- **Record set**

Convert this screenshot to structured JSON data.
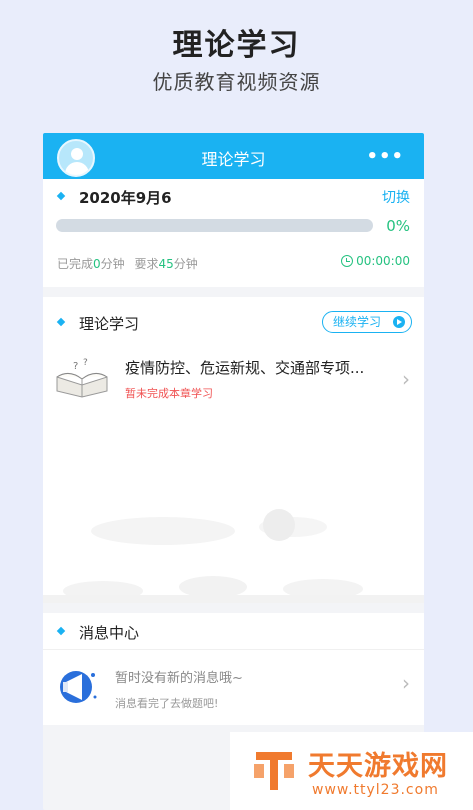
{
  "hero": {
    "title": "理论学习",
    "subtitle": "优质教育视频资源"
  },
  "topbar": {
    "title": "理论学习",
    "more": "•••"
  },
  "progress_card": {
    "date": "2020年9月6",
    "switch_label": "切换",
    "percent_label": "0%",
    "progress_fraction": 0,
    "completed_prefix": "已完成",
    "completed_minutes": "0",
    "minutes_unit": "分钟",
    "required_prefix": "要求",
    "required_minutes": "45",
    "timer": "00:00:00"
  },
  "study": {
    "section_title": "理论学习",
    "continue_label": "继续学习",
    "chapter": {
      "title": "疫情防控、危运新规、交通部专项...",
      "status": "暂未完成本章学习"
    }
  },
  "messages": {
    "section_title": "消息中心",
    "empty_text": "暂时没有新的消息哦~",
    "hint": "消息看完了去做题吧!"
  },
  "watermark": {
    "text": "天天游戏网",
    "url": "www.ttyl23.com"
  },
  "colors": {
    "accent": "#1ab2f2",
    "green": "#26c281",
    "red": "#f05252",
    "watermark": "#f07a2e"
  }
}
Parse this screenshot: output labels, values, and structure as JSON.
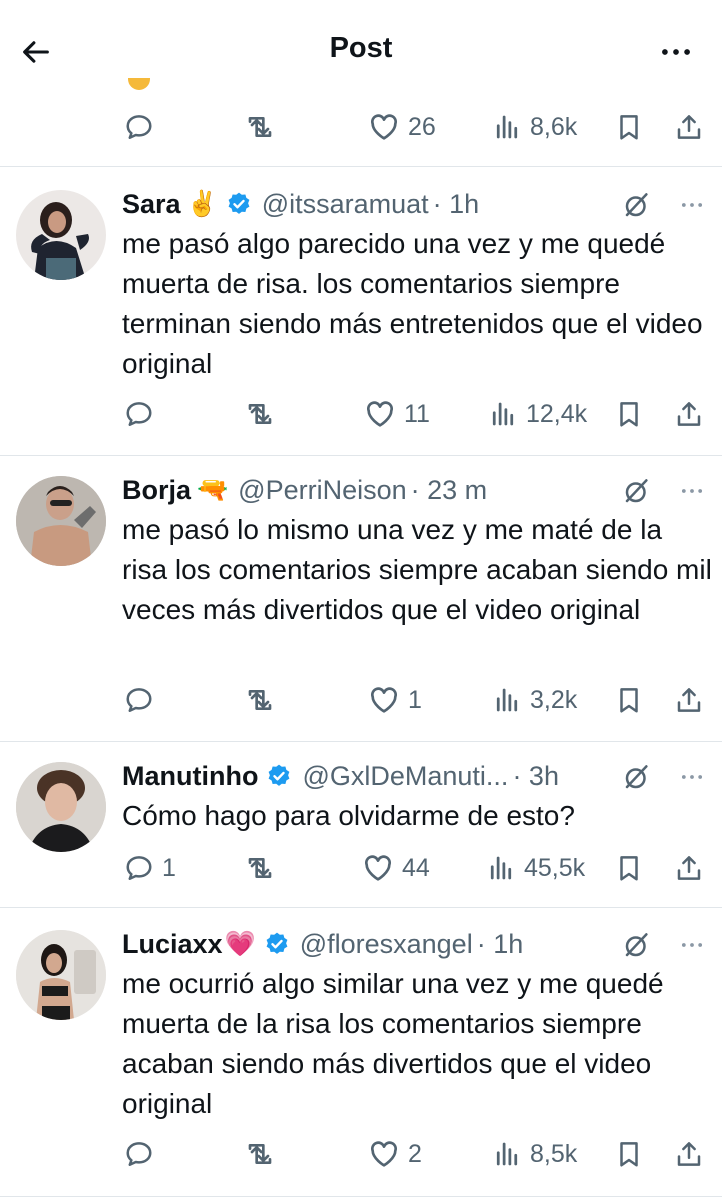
{
  "header": {
    "title": "Post"
  },
  "top_actions": {
    "likes": "26",
    "views": "8,6k"
  },
  "replies": [
    {
      "name": "Sara",
      "name_emoji": "✌️",
      "verified": true,
      "handle": "@itssaramuat",
      "time": "· 1h",
      "text": "me pasó algo parecido una vez y me quedé muerta de risa. los comentarios siempre terminan siendo más entretenidos que el video original",
      "replies_count": "",
      "likes": "11",
      "views": "12,4k"
    },
    {
      "name": "Borja",
      "name_emoji": "🔫",
      "verified": false,
      "handle": "@PerriNeison",
      "time": "· 23 m",
      "text": "me pasó lo mismo una vez y me maté de la risa los comentarios siempre acaban siendo mil veces más divertidos que el video original",
      "replies_count": "",
      "likes": "1",
      "views": "3,2k"
    },
    {
      "name": "Manutinho",
      "name_emoji": "",
      "verified": true,
      "handle": "@GxlDeManuti...",
      "time": "· 3h",
      "text": "Cómo hago para olvidarme de esto?",
      "replies_count": "1",
      "likes": "44",
      "views": "45,5k"
    },
    {
      "name": "Luciaxx",
      "name_emoji": "💗",
      "verified": true,
      "handle": "@floresxangel",
      "time": "· 1h",
      "text": "me ocurrió algo similar una vez y me quedé muerta de la risa los comentarios siempre acaban siendo más divertidos que el video original",
      "replies_count": "",
      "likes": "2",
      "views": "8,5k"
    }
  ]
}
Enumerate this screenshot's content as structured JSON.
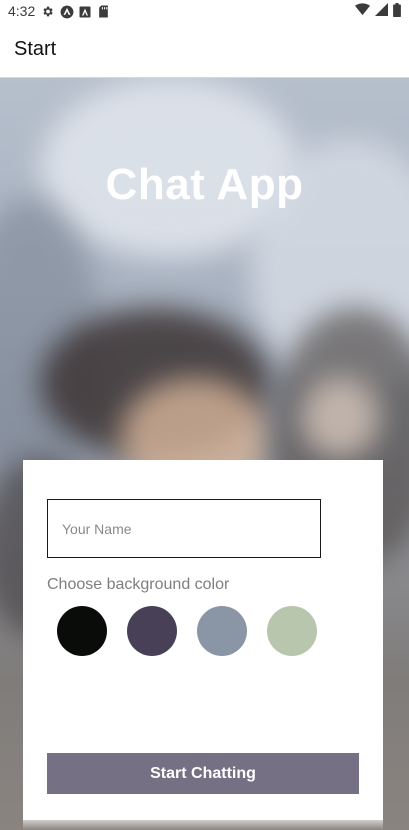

- **The task**
Copy the records exactly. Skip the pictures.

- **Exercise result**
Convert this screenshot to structured JSON data.
{
  "hero": {
    "title": "理论学习",
    "subtitle": "优质教育视频资源"
  },
  "topbar": {
    "title": "理论学习",
    "more": "•••"
  },
  "progress_card": {
    "date": "2020年9月6",
    "switch_label": "切换",
    "percent_label": "0%",
    "progress_fraction": 0,
    "completed_prefix": "已完成",
    "completed_minutes": "0",
    "minutes_unit": "分钟",
    "required_prefix": "要求",
    "required_minutes": "45",
    "timer": "00:00:00"
  },
  "study": {
    "section_title": "理论学习",
    "continue_label": "继续学习",
    "chapter": {
      "title": "疫情防控、危运新规、交通部专项...",
      "status": "暂未完成本章学习"
    }
  },
  "messages": {
    "section_title": "消息中心",
    "empty_text": "暂时没有新的消息哦~",
    "hint": "消息看完了去做题吧!"
  },
  "watermark": {
    "text": "天天游戏网",
    "url": "www.ttyl23.com"
  },
  "colors": {
    "accent": "#1ab2f2",
    "green": "#26c281",
    "red": "#f05252",
    "watermark": "#f07a2e"
  }
}
Parse this screenshot: output labels, values, and structure as JSON.
{
  "header": {
    "title": "Post"
  },
  "top_actions": {
    "likes": "26",
    "views": "8,6k"
  },
  "replies": [
    {
      "name": "Sara",
      "name_emoji": "✌️",
      "verified": true,
      "handle": "@itssaramuat",
      "time": "· 1h",
      "text": "me pasó algo parecido una vez y me quedé muerta de risa. los comentarios siempre terminan siendo más entretenidos que el video original",
      "replies_count": "",
      "likes": "11",
      "views": "12,4k"
    },
    {
      "name": "Borja",
      "name_emoji": "🔫",
      "verified": false,
      "handle": "@PerriNeison",
      "time": "· 23 m",
      "text": "me pasó lo mismo una vez y me maté de la risa los comentarios siempre acaban siendo mil veces más divertidos que el video original",
      "replies_count": "",
      "likes": "1",
      "views": "3,2k"
    },
    {
      "name": "Manutinho",
      "name_emoji": "",
      "verified": true,
      "handle": "@GxlDeManuti...",
      "time": "· 3h",
      "text": "Cómo hago para olvidarme de esto?",
      "replies_count": "1",
      "likes": "44",
      "views": "45,5k"
    },
    {
      "name": "Luciaxx",
      "name_emoji": "💗",
      "verified": true,
      "handle": "@floresxangel",
      "time": "· 1h",
      "text": "me ocurrió algo similar una vez y me quedé muerta de la risa los comentarios siempre acaban siendo más divertidos que el video original",
      "replies_count": "",
      "likes": "2",
      "views": "8,5k"
    }
  ]
}
Enumerate this screenshot's content as structured JSON.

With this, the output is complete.